── DATASET ROWS
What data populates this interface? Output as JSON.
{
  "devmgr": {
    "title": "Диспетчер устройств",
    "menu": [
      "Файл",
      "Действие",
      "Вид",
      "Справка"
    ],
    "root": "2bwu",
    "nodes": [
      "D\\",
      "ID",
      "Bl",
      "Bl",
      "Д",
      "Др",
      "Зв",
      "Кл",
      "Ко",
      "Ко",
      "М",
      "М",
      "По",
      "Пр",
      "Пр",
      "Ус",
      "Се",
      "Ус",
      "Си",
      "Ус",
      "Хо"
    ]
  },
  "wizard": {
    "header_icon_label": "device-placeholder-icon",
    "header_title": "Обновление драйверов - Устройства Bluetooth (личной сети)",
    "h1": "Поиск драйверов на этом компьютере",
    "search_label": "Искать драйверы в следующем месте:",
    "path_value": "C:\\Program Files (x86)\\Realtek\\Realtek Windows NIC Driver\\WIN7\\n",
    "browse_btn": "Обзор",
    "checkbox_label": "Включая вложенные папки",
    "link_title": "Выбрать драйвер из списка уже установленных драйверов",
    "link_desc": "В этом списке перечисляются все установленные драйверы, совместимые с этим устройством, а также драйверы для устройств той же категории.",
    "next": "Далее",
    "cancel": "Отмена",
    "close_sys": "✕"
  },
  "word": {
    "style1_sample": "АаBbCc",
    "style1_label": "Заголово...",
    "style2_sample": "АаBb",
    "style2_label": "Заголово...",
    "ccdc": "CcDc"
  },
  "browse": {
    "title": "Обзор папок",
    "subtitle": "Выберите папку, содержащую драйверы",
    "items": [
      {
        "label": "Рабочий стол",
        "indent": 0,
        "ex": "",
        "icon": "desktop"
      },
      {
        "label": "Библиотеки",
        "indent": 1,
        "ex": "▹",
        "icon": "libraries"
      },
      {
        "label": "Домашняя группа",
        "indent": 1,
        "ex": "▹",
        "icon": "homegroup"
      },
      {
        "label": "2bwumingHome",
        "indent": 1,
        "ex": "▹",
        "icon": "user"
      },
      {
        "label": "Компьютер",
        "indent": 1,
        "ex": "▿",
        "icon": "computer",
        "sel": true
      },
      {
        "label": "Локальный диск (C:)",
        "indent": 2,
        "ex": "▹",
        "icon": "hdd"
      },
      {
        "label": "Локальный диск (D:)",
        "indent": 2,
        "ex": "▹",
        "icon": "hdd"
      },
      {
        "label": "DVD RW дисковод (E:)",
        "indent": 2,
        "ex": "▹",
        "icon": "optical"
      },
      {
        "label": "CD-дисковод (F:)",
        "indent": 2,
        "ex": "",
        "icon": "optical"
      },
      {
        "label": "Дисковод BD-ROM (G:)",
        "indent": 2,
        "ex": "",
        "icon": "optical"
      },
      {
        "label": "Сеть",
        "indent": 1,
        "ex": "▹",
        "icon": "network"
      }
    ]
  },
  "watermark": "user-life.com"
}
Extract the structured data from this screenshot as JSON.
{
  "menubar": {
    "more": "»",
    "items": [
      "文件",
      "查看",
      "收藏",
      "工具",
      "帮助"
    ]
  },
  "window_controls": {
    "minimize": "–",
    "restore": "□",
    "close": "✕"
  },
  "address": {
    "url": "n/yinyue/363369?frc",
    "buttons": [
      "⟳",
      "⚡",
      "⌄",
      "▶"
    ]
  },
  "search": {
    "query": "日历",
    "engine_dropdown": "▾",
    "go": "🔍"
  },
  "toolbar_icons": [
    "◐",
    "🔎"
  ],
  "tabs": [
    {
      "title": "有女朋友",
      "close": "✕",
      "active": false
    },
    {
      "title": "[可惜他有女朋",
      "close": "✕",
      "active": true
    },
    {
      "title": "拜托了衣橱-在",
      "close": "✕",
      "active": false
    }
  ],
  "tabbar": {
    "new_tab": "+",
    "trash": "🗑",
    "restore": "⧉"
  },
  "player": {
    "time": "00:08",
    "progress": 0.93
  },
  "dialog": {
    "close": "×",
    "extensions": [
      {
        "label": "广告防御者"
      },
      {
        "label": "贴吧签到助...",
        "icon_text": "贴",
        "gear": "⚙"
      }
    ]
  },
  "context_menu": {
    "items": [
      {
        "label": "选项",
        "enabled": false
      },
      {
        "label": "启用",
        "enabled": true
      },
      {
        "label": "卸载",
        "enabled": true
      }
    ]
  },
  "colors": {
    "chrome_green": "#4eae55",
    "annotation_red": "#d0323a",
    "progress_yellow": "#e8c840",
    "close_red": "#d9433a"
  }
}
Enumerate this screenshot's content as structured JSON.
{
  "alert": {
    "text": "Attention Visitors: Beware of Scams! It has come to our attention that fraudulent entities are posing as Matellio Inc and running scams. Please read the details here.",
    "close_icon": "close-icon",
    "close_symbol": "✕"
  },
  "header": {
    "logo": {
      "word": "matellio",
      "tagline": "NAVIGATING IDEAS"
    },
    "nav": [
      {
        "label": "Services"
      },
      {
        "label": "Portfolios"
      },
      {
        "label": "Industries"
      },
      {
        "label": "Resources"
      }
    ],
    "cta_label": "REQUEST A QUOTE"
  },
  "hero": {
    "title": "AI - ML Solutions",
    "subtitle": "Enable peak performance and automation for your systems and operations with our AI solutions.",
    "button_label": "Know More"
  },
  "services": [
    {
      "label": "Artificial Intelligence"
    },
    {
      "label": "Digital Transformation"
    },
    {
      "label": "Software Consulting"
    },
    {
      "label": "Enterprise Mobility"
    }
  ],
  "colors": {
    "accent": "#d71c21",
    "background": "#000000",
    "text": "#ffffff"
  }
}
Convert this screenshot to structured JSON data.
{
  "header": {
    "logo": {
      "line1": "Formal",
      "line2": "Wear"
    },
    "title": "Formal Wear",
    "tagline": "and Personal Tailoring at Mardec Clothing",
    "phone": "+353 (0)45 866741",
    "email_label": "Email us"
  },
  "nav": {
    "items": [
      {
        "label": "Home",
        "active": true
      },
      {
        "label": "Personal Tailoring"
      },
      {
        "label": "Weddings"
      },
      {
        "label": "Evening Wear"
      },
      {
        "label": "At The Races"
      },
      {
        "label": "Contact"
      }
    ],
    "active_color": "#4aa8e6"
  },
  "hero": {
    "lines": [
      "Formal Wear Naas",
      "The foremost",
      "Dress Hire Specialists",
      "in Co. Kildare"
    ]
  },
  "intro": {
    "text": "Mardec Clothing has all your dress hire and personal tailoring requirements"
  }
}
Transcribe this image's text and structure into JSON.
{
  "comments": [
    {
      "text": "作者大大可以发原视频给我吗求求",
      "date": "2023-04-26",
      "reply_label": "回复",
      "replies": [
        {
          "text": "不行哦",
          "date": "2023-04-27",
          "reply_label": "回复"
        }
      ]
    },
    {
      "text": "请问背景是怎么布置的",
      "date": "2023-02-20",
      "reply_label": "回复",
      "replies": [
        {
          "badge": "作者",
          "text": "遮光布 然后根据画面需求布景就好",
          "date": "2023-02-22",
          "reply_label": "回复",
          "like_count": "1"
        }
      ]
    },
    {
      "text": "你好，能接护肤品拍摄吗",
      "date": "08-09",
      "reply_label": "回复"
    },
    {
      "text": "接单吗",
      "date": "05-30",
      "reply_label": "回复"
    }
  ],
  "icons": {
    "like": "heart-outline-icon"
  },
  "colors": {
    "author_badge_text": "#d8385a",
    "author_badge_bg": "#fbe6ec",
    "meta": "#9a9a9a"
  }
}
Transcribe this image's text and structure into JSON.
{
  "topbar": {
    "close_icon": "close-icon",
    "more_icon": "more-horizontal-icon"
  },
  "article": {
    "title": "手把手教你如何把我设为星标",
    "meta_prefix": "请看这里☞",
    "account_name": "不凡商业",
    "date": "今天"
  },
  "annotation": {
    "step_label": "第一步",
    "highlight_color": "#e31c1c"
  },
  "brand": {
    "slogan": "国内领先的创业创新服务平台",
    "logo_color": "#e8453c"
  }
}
────
SHORT PROBLEM: Copy each line of the data above that holds "JSON".

SOLUTION BELOW:
What data populates this interface? Output as JSON.
Extract the structured data from this screenshot as JSON.
Enumerate this screenshot's content as structured JSON.
Convert this screenshot to structured JSON data.
Transcribe this image's text and structure into JSON.
Transcribe this image's text and structure into JSON.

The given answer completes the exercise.